- WHAT IS BEING ASKED:
From the records below, extract all the text exactly and leave the images behind.

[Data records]
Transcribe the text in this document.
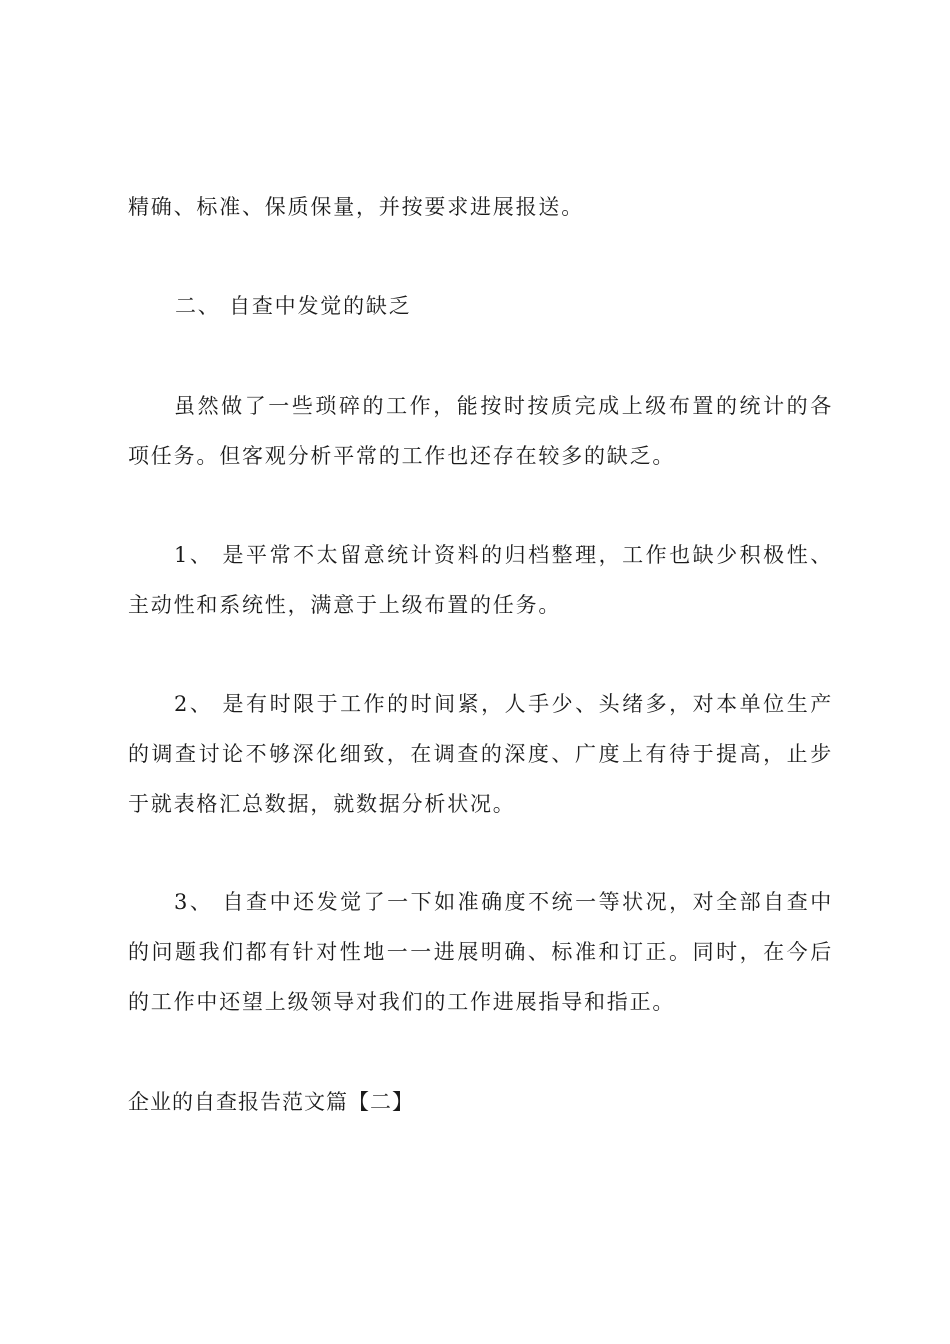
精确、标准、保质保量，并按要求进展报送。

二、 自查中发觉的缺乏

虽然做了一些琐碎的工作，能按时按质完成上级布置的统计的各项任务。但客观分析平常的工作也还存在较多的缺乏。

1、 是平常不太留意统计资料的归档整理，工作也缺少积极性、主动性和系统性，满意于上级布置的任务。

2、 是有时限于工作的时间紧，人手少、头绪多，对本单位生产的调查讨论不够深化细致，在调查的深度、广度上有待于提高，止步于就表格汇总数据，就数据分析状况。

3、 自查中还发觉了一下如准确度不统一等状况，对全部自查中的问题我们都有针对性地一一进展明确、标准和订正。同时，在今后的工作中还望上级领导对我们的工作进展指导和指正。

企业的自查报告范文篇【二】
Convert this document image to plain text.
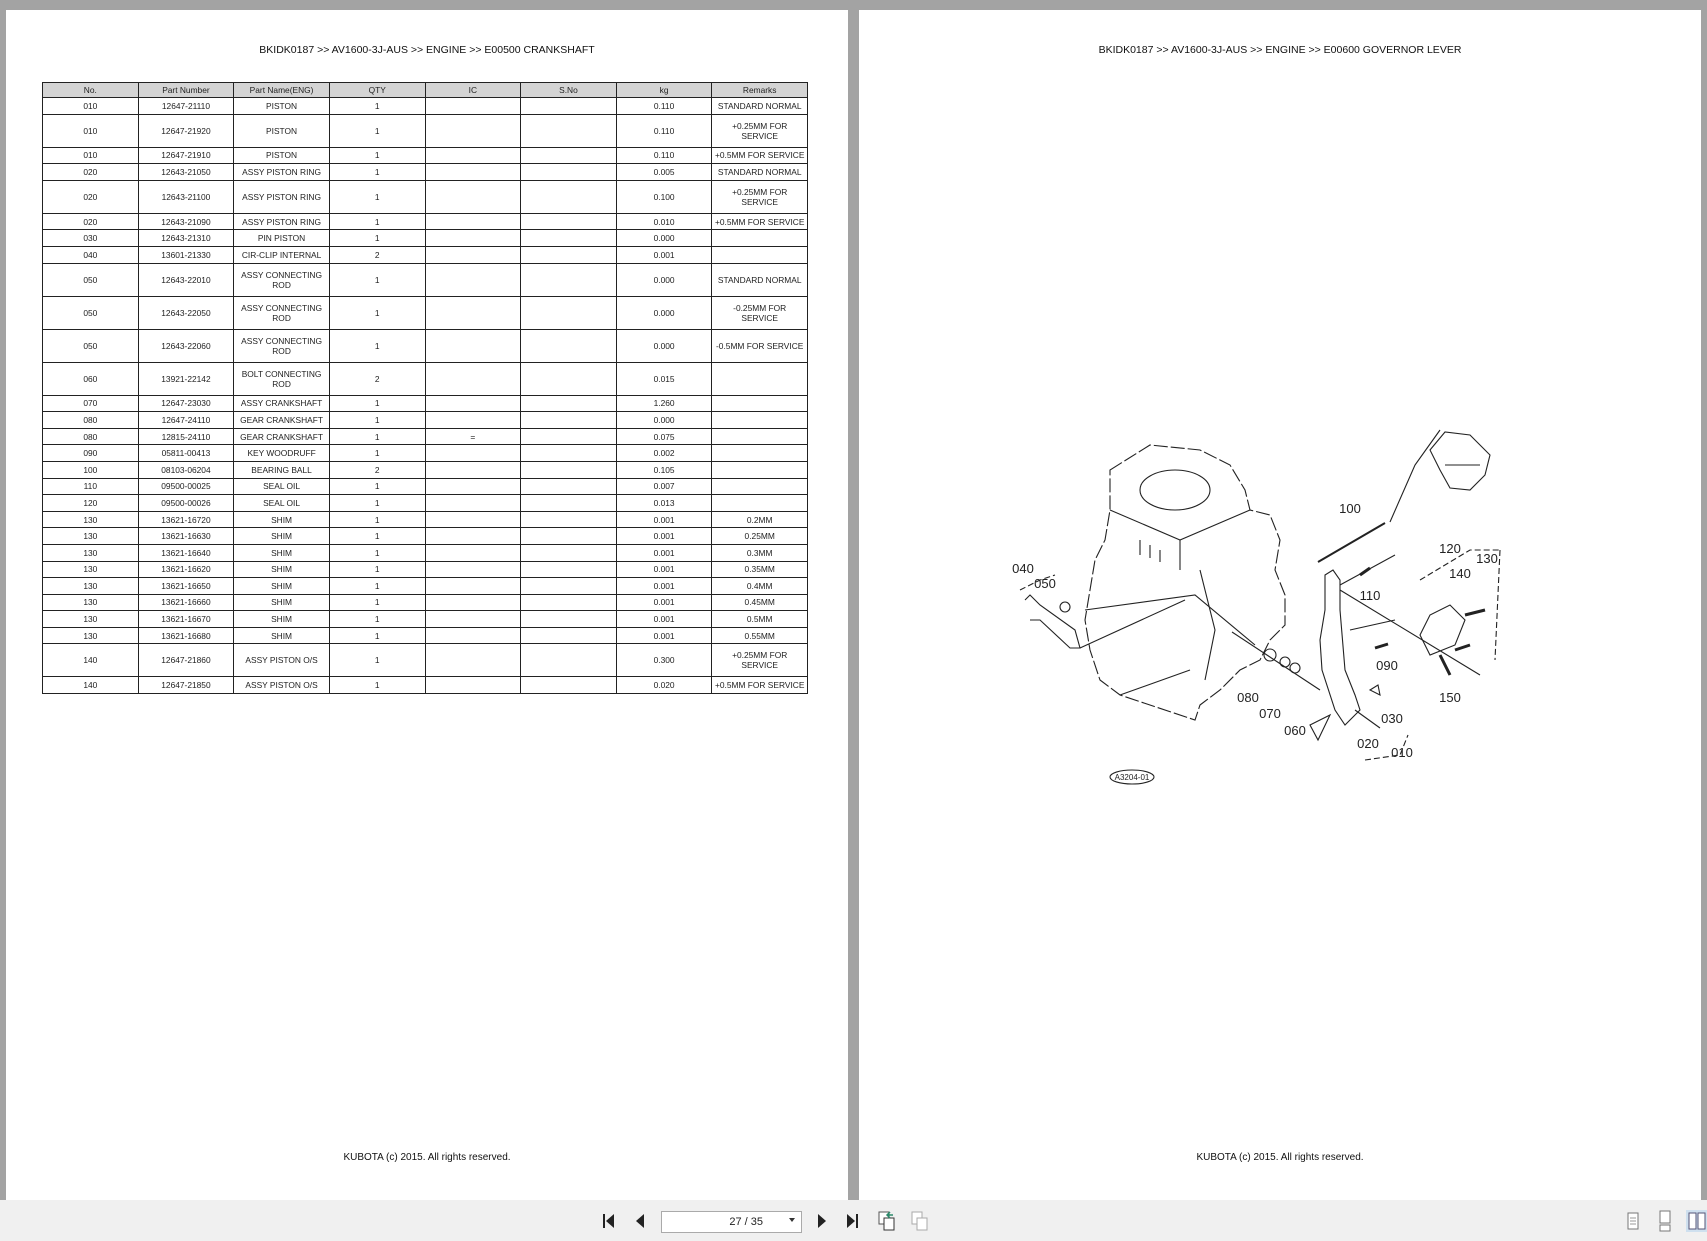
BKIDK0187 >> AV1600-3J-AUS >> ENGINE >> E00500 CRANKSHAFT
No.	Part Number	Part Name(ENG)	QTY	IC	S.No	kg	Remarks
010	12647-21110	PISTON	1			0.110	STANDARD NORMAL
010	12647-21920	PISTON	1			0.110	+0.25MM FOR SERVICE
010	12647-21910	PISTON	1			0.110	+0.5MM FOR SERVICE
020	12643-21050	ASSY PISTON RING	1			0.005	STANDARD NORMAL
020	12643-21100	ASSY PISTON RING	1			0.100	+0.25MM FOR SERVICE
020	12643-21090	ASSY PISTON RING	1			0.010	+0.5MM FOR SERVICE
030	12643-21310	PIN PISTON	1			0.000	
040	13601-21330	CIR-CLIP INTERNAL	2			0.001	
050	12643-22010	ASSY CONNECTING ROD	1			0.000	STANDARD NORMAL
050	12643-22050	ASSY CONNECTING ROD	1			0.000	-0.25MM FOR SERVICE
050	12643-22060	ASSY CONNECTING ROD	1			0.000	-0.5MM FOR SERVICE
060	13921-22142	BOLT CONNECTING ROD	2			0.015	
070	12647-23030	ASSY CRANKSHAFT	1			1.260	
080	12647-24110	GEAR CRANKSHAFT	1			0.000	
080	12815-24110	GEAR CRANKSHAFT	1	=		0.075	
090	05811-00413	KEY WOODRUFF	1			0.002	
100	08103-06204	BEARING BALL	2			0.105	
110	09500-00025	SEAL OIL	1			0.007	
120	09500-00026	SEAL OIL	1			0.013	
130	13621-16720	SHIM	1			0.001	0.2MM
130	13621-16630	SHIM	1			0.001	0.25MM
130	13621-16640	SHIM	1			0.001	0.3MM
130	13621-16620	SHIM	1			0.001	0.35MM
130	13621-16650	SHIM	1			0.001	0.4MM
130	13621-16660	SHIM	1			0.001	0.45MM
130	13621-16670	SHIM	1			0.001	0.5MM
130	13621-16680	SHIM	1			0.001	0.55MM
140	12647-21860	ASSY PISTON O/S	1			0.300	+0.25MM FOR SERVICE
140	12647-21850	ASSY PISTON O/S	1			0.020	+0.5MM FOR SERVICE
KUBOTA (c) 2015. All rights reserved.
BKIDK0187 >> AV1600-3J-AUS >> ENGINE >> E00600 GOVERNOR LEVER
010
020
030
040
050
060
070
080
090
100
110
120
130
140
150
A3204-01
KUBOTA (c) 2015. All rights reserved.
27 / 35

- ANSWER TO THIS EXERCISE:
Transcribe the text in this document.
精确、标准、保质保量，并按要求进展报送。

二、 自查中发觉的缺乏

虽然做了一些琐碎的工作，能按时按质完成上级布置的统计的各项任务。但客观分析平常的工作也还存在较多的缺乏。

1、 是平常不太留意统计资料的归档整理，工作也缺少积极性、主动性和系统性，满意于上级布置的任务。

2、 是有时限于工作的时间紧，人手少、头绪多，对本单位生产的调查讨论不够深化细致，在调查的深度、广度上有待于提高，止步于就表格汇总数据，就数据分析状况。

3、 自查中还发觉了一下如准确度不统一等状况，对全部自查中的问题我们都有针对性地一一进展明确、标准和订正。同时，在今后的工作中还望上级领导对我们的工作进展指导和指正。

企业的自查报告范文篇【二】
Convert this document image to plain text.
BKIDK0187 >> AV1600-3J-AUS >> ENGINE >> E00500 CRANKSHAFT
No.	Part Number	Part Name(ENG)	QTY	IC	S.No	kg	Remarks
010	12647-21110	PISTON	1			0.110	STANDARD NORMAL
010	12647-21920	PISTON	1			0.110	+0.25MM FOR SERVICE
010	12647-21910	PISTON	1			0.110	+0.5MM FOR SERVICE
020	12643-21050	ASSY PISTON RING	1			0.005	STANDARD NORMAL
020	12643-21100	ASSY PISTON RING	1			0.100	+0.25MM FOR SERVICE
020	12643-21090	ASSY PISTON RING	1			0.010	+0.5MM FOR SERVICE
030	12643-21310	PIN PISTON	1			0.000	
040	13601-21330	CIR-CLIP INTERNAL	2			0.001	
050	12643-22010	ASSY CONNECTING ROD	1			0.000	STANDARD NORMAL
050	12643-22050	ASSY CONNECTING ROD	1			0.000	-0.25MM FOR SERVICE
050	12643-22060	ASSY CONNECTING ROD	1			0.000	-0.5MM FOR SERVICE
060	13921-22142	BOLT CONNECTING ROD	2			0.015	
070	12647-23030	ASSY CRANKSHAFT	1			1.260	
080	12647-24110	GEAR CRANKSHAFT	1			0.000	
080	12815-24110	GEAR CRANKSHAFT	1	=		0.075	
090	05811-00413	KEY WOODRUFF	1			0.002	
100	08103-06204	BEARING BALL	2			0.105	
110	09500-00025	SEAL OIL	1			0.007	
120	09500-00026	SEAL OIL	1			0.013	
130	13621-16720	SHIM	1			0.001	0.2MM
130	13621-16630	SHIM	1			0.001	0.25MM
130	13621-16640	SHIM	1			0.001	0.3MM
130	13621-16620	SHIM	1			0.001	0.35MM
130	13621-16650	SHIM	1			0.001	0.4MM
130	13621-16660	SHIM	1			0.001	0.45MM
130	13621-16670	SHIM	1			0.001	0.5MM
130	13621-16680	SHIM	1			0.001	0.55MM
140	12647-21860	ASSY PISTON O/S	1			0.300	+0.25MM FOR SERVICE
140	12647-21850	ASSY PISTON O/S	1			0.020	+0.5MM FOR SERVICE
KUBOTA (c) 2015. All rights reserved.
BKIDK0187 >> AV1600-3J-AUS >> ENGINE >> E00600 GOVERNOR LEVER
010
020
030
040
050
060
070
080
090
100
110
120
130
140
150
A3204-01
KUBOTA (c) 2015. All rights reserved.
27 / 35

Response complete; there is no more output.